→ **EXERCISE DETAILS**
Collect all lines below with the string "title".

→ **Collected data**
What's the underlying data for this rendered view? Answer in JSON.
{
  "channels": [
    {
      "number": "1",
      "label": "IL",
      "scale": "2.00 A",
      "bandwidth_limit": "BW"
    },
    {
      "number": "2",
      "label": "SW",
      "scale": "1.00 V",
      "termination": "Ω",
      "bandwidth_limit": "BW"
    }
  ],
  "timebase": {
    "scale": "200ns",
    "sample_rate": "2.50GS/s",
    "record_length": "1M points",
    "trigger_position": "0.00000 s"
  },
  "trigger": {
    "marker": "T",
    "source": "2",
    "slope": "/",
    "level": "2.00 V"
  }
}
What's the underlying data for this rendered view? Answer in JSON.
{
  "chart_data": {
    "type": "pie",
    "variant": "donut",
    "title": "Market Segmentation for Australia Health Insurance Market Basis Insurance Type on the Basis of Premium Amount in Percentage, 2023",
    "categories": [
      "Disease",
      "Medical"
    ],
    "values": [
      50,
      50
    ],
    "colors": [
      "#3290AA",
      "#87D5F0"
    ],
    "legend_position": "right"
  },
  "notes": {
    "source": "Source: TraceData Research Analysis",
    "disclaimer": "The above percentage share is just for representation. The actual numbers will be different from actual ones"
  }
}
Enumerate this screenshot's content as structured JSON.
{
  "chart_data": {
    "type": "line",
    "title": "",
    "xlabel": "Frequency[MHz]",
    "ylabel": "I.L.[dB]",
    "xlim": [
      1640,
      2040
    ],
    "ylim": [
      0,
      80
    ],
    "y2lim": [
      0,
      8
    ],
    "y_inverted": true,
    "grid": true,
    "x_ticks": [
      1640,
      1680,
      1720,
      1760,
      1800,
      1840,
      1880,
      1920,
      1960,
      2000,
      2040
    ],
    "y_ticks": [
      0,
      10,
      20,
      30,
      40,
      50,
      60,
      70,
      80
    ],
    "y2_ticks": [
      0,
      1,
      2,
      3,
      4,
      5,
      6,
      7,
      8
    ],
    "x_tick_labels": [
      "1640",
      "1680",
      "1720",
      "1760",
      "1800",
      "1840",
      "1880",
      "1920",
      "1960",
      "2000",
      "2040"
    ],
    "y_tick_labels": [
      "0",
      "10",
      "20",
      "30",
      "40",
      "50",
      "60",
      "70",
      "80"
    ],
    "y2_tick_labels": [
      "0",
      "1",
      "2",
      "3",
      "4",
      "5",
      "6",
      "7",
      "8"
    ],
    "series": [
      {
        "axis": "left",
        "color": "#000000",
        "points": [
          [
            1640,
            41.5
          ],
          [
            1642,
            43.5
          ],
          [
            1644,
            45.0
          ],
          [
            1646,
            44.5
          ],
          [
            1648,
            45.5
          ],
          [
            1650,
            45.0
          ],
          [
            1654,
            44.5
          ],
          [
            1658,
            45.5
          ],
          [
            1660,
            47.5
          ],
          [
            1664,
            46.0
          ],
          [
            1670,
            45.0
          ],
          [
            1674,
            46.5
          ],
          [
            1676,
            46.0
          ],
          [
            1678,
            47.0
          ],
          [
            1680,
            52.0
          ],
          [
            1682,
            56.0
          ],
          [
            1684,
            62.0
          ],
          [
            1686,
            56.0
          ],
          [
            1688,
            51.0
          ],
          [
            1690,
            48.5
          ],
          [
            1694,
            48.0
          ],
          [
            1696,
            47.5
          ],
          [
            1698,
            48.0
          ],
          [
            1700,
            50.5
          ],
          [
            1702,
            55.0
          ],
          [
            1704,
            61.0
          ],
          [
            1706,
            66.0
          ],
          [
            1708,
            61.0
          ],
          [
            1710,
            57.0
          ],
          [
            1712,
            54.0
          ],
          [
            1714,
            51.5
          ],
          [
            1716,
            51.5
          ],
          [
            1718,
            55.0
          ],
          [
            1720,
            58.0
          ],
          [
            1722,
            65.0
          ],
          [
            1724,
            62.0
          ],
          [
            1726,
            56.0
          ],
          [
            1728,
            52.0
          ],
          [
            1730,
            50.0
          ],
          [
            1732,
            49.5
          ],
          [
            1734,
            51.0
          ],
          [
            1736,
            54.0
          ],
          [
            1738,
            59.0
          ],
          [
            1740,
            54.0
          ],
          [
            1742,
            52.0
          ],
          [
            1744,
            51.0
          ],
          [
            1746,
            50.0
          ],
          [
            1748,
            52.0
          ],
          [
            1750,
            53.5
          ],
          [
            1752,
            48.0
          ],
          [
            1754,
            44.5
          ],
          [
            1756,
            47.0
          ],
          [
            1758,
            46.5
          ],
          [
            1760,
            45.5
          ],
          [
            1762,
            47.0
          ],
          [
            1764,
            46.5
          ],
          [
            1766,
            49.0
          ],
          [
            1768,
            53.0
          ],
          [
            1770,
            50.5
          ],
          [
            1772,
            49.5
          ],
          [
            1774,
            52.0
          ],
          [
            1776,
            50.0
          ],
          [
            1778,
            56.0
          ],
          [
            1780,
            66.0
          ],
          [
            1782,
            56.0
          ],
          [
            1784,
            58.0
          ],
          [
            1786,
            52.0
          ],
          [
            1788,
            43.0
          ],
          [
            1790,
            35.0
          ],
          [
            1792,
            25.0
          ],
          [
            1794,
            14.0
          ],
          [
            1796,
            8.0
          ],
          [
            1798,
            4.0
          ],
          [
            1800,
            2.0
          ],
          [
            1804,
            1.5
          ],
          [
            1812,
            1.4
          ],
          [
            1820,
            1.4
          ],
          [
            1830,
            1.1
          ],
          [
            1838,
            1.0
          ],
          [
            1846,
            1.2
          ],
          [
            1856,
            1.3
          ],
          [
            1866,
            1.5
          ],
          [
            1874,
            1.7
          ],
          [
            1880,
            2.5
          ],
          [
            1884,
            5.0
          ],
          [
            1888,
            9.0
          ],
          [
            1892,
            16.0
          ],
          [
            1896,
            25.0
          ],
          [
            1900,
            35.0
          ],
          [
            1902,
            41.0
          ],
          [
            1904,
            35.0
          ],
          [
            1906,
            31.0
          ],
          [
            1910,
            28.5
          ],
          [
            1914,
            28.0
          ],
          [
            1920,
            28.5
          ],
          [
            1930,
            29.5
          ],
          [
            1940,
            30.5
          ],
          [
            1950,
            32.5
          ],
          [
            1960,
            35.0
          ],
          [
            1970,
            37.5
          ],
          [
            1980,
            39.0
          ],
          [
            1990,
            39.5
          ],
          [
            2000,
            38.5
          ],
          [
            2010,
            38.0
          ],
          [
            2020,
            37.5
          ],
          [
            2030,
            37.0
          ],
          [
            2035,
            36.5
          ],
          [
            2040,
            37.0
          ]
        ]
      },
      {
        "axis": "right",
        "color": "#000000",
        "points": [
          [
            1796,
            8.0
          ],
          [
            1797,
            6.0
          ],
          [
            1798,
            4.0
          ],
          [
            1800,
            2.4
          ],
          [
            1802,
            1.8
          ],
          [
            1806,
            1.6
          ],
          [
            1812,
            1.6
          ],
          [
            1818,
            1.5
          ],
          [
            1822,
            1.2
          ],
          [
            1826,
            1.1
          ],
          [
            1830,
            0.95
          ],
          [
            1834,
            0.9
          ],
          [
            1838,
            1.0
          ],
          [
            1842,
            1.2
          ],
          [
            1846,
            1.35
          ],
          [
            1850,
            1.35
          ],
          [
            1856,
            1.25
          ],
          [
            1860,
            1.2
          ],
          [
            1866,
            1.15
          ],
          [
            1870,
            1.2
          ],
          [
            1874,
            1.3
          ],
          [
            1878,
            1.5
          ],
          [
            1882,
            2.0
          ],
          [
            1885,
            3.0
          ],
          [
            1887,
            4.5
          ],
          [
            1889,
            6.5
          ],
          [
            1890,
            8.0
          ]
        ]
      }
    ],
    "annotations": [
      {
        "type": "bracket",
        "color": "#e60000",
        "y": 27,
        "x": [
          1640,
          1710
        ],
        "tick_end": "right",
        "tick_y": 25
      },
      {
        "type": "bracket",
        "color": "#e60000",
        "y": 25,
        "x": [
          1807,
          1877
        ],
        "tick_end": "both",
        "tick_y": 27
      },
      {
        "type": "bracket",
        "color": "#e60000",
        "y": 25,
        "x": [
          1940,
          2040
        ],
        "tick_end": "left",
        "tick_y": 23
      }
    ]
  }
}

→ **EXERCISE SOLUTION**
    "title": "Market Segmentation for Australia Health Insurance Market Basis Insurance Type on the Basis of Premium Amount in Percentage, 2023",
    "title": "",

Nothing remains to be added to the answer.